- **AIM**: Scan each line of the records for the word "document" and extract the ones that have it.

- **MATERIAL TO PROCESS**:
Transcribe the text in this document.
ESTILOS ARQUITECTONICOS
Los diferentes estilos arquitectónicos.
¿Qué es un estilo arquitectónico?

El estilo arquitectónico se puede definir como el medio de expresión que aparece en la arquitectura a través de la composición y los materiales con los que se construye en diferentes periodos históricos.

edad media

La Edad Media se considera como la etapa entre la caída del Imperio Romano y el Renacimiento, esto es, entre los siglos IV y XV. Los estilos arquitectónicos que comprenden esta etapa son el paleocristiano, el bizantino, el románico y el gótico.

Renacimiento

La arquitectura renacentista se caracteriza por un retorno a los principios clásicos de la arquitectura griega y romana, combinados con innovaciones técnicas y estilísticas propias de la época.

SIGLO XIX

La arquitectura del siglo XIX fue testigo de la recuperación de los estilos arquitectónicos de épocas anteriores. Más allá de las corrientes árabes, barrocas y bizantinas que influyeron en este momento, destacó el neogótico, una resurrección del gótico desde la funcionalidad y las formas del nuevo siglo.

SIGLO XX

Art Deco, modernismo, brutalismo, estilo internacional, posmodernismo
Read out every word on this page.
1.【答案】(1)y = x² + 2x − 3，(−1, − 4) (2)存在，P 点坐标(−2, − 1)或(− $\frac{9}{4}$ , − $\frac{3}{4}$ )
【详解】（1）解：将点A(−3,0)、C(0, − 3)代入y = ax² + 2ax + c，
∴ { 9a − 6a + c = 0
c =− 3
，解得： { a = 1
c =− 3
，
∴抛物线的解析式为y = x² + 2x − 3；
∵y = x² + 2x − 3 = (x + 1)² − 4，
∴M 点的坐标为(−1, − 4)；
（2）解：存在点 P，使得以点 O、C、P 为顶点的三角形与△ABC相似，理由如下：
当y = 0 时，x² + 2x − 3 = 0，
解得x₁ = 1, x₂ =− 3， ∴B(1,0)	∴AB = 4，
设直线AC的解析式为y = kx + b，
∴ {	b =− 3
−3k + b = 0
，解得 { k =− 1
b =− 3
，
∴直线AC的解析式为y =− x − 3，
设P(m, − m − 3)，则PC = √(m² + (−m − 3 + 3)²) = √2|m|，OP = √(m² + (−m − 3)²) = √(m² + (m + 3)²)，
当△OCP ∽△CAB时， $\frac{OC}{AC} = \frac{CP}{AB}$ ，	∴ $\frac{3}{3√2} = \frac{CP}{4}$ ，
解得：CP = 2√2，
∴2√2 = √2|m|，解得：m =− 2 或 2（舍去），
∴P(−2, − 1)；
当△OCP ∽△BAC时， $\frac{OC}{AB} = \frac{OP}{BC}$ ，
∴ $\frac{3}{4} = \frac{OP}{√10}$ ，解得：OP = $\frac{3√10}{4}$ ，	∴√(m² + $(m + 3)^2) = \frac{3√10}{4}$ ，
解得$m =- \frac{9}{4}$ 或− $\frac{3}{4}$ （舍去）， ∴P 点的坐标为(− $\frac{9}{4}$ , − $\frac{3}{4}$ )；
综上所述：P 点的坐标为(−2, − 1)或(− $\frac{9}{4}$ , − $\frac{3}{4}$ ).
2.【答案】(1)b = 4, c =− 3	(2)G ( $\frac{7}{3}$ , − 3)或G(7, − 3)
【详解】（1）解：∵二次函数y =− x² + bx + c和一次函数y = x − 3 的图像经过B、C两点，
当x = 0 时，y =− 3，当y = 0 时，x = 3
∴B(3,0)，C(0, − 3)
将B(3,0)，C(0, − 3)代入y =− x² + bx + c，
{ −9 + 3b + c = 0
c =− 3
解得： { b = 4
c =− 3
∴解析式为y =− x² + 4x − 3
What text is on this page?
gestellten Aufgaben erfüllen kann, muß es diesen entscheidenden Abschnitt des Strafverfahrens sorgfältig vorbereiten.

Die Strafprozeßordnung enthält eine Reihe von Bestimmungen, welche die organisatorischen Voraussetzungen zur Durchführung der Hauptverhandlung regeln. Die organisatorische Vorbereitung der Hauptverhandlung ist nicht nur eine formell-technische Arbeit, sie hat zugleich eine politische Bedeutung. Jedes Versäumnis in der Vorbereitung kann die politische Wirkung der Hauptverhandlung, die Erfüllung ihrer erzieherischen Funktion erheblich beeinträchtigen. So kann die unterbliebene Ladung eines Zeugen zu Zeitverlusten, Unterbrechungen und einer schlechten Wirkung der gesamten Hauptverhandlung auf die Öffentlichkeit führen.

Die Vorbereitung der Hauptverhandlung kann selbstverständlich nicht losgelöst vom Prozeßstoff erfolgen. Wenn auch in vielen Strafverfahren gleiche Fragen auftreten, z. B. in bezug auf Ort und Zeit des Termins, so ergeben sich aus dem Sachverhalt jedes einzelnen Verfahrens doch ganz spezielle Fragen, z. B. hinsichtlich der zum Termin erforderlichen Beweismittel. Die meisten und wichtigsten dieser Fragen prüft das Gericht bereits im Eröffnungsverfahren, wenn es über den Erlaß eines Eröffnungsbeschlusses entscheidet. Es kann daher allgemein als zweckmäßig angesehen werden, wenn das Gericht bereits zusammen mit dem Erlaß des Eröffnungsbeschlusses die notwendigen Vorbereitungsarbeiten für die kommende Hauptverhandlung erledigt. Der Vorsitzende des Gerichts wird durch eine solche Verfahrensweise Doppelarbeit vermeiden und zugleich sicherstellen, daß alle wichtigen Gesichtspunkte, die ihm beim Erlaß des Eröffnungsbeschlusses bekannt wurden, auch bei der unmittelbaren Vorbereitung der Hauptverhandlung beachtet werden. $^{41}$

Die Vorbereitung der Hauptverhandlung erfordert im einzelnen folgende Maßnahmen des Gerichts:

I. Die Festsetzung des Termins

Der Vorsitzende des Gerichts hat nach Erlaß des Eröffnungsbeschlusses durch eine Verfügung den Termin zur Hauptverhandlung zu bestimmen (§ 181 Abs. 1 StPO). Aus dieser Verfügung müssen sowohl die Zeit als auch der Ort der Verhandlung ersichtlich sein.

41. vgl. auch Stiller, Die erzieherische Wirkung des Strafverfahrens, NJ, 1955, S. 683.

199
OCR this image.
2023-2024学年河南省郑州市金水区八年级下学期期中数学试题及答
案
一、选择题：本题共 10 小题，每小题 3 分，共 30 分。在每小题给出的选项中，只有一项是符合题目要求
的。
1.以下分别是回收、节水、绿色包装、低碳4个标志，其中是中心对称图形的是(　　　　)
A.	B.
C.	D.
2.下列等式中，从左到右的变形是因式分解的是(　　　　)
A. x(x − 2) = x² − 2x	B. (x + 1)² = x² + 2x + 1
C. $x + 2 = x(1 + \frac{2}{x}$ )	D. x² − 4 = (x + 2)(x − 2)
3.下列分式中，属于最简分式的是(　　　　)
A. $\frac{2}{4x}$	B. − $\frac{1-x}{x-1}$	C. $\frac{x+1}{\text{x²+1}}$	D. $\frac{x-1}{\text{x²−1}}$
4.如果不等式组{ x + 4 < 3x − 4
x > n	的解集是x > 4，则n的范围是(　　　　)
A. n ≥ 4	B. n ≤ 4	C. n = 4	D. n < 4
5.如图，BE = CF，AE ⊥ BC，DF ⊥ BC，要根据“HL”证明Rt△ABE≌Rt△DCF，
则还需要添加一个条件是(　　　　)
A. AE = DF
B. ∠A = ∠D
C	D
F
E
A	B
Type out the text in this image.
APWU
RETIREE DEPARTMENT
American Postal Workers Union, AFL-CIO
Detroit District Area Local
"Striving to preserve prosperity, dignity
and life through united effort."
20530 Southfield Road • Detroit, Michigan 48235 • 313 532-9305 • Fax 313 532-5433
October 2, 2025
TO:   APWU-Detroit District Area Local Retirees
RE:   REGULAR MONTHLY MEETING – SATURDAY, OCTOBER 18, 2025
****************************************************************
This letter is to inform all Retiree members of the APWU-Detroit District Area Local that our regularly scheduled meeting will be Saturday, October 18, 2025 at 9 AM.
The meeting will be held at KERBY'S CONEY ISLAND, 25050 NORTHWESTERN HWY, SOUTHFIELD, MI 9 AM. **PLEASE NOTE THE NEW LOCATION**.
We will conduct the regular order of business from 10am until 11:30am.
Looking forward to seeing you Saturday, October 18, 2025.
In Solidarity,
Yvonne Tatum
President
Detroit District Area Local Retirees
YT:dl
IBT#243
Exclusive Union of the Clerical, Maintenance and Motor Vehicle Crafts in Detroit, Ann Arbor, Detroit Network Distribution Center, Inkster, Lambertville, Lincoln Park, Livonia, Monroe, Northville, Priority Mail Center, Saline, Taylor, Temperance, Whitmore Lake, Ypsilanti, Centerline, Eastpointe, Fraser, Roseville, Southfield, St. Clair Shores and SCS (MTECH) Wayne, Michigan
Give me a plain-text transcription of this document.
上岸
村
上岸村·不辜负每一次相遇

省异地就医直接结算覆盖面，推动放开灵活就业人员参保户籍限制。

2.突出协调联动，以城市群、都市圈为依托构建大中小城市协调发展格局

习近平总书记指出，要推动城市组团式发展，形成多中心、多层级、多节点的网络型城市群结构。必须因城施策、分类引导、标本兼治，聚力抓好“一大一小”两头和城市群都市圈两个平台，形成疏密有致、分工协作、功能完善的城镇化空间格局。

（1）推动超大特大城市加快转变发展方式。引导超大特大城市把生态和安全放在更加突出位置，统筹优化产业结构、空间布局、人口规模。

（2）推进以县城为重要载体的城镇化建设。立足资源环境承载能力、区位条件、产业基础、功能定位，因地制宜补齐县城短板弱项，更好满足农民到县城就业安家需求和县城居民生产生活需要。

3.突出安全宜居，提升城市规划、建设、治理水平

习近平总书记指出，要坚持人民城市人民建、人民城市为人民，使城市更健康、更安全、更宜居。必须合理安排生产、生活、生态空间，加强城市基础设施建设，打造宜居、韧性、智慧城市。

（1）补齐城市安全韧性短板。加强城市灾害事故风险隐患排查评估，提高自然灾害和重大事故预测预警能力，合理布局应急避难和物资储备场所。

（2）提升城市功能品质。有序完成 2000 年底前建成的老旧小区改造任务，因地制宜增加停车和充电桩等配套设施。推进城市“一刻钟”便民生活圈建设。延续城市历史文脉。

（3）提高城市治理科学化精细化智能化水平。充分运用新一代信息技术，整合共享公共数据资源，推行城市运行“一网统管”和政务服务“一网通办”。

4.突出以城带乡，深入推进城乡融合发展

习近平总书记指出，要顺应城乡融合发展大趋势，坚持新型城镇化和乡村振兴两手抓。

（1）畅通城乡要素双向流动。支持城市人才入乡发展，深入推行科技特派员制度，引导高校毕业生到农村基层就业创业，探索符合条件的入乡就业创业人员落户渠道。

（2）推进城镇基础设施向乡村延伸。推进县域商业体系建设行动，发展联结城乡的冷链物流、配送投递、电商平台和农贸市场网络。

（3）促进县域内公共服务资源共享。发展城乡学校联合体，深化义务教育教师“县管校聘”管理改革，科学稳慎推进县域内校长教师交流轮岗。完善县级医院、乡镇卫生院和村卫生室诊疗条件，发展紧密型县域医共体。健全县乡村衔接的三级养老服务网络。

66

- **WORKED SOLUTION**:
Transcribe the text in this document.
Give me a plain-text transcription of this document.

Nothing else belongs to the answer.